» **Given problem 1**
Copy word for word the part of the passage on petrol prices that begins at the words "22 January: Oil" and stops after "losses they incurred.".

» **Text passage**

####################

22 January: Oil Minister Hardeep Singh Puri hopes petrol prices will be reduced no sooner state-owned oil companies recoup past losses. Indian Oil Corporation (IOC), Bharat Petroleum Corporation Ltd (BPCL) and Hindustan Petroleum Corporation Ltd (HPCL) have for the past 15 months not revised petrol and diesel prices in line with the cost. The losses incurred are now being recouped after oil prices slid. Softening of international prices from a multi-year peak hit last year had led to companies making a profit on petrol but they continue to incur losses on diesel. Puri said oil companies acted as responsible corporate citizens by not burdening consumers of the rally in global energy prices in the aftermath of Russia’s invasion of Ukraine. The oil ministry is pushing for compensation for the three retailers to make up for the losses they incurred.

####################

» **Saved data entries**
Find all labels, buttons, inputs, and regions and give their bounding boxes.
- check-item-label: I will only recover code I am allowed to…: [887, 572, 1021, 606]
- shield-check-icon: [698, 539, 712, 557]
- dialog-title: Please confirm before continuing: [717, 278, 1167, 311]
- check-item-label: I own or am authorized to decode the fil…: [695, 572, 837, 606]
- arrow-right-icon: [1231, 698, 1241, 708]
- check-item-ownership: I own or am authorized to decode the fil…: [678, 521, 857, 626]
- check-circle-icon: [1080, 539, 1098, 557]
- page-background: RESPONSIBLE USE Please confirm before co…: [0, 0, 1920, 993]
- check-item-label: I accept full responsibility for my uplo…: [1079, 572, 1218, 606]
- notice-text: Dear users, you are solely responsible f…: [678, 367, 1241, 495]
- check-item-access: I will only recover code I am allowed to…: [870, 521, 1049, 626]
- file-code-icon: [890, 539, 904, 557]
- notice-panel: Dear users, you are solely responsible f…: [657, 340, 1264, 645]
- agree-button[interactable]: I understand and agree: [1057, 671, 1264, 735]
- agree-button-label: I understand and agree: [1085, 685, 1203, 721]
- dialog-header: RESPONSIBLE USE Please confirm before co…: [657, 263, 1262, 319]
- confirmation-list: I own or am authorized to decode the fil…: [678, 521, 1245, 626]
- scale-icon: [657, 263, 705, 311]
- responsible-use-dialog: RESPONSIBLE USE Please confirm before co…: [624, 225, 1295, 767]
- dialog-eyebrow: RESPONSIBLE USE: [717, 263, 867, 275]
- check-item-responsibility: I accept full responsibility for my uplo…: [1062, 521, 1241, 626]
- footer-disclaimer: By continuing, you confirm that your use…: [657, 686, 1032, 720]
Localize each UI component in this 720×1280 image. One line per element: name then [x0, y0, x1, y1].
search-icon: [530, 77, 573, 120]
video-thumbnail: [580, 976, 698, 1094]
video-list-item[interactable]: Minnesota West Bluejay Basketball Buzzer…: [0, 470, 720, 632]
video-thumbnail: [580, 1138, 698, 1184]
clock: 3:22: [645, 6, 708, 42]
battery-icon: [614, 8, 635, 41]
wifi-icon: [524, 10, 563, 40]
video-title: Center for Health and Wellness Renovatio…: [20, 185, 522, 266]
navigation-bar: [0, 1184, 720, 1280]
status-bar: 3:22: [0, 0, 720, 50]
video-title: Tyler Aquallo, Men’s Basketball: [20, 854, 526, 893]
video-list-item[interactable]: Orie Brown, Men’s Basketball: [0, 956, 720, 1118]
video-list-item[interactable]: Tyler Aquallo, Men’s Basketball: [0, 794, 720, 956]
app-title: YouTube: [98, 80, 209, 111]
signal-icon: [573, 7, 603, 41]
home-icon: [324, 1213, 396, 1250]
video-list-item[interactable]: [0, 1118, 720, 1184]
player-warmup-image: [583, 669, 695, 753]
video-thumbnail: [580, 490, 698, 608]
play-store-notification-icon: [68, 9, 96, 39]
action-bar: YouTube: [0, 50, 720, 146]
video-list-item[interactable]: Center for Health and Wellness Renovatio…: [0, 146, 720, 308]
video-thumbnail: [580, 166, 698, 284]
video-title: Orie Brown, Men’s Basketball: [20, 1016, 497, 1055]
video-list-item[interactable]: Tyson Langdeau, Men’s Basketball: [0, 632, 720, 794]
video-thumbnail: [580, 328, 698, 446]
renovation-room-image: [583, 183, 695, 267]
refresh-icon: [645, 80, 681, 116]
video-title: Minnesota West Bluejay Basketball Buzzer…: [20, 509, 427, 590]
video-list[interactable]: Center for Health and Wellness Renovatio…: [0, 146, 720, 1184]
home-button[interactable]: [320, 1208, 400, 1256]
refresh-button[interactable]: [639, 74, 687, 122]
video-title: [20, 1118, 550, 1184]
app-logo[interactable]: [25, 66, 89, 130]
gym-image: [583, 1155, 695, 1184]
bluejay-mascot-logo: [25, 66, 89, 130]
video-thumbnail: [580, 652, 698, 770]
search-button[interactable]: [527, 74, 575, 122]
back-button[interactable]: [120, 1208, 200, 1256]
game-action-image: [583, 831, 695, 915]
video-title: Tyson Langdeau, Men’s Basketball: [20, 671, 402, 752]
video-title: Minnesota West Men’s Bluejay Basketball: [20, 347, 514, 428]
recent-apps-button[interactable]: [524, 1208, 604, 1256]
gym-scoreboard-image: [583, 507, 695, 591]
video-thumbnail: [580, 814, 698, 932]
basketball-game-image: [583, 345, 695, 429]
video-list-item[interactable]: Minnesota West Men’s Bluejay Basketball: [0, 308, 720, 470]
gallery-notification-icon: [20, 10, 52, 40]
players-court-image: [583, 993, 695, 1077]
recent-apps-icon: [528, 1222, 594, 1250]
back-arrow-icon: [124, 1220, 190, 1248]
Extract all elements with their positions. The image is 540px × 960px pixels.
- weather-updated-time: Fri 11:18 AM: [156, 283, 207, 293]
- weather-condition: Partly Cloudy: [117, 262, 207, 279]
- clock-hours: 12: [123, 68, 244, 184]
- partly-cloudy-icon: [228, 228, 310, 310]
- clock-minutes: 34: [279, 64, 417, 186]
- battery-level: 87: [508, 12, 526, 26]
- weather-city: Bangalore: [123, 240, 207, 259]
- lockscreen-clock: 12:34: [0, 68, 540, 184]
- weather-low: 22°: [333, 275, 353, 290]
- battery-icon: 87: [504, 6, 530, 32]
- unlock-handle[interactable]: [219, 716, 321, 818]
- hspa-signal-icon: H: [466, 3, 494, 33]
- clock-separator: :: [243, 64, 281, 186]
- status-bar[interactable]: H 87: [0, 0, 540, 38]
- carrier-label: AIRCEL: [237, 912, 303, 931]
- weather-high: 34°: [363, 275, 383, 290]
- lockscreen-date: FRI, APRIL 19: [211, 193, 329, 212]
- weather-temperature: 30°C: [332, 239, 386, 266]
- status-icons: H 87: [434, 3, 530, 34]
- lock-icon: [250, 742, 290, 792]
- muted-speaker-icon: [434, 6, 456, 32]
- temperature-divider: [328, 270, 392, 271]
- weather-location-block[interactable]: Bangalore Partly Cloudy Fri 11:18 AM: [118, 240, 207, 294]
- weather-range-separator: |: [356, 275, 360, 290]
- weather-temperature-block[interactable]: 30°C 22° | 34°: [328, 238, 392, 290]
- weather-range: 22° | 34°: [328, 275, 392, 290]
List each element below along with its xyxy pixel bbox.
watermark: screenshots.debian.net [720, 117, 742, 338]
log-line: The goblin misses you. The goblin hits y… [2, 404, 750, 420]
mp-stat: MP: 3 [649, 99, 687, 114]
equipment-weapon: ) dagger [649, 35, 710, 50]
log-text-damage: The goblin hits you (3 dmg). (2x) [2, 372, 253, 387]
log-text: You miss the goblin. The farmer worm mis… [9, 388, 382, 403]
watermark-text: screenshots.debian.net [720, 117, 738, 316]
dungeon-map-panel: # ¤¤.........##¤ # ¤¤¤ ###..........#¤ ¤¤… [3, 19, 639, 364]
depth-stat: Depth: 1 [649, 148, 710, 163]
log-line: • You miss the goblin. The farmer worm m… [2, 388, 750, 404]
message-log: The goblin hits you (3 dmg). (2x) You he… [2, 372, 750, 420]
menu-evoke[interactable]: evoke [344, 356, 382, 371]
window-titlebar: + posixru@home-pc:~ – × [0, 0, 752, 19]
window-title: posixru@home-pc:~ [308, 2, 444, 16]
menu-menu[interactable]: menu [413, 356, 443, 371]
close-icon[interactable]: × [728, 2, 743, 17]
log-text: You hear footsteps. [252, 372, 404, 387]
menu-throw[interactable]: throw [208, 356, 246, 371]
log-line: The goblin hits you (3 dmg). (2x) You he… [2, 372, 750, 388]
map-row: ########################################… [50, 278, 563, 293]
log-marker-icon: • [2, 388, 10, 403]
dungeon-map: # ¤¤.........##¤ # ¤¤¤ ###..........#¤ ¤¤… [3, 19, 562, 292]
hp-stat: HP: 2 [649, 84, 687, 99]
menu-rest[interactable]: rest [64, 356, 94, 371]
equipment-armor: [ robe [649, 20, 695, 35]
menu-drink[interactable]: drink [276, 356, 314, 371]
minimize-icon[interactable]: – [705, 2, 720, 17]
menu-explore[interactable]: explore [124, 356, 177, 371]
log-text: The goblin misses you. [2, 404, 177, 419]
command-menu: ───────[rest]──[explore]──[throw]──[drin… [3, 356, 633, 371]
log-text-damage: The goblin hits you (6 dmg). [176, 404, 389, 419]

####################

» **Given problem 2**
Please give the rows again from the first row through the line that has "- dialog-title: Please", renaming "check-item-label" to "checkbox-label" and changing nothing else.

» **Task response 1**
22 January: Oil Minister Hardeep Singh Puri hopes petrol prices will be reduced no sooner state-owned oil companies recoup past losses. Indian Oil Corporation (IOC), Bharat Petroleum Corporation Ltd (BPCL) and Hindustan Petroleum Corporation Ltd (HPCL) have for the past 15 months not revised petrol and diesel prices in line with the cost. The losses incurred are now being recouped after oil prices slid. Softening of international prices from a multi-year peak hit last year had led to companies making a profit on petrol but they continue to incur losses on diesel. Puri said oil companies acted as responsible corporate citizens by not burdening consumers of the rally in global energy prices in the aftermath of Russia’s invasion of Ukraine. The oil ministry is pushing for compensation for the three retailers to make up for the losses they incurred.

» **Task response 2**
Find all labels, buttons, inputs, and regions and give their bounding boxes.
- checkbox-label: I will only recover code I am allowed to…: [887, 572, 1021, 606]
- shield-check-icon: [698, 539, 712, 557]
- dialog-title: Please confirm before continuing: [717, 278, 1167, 311]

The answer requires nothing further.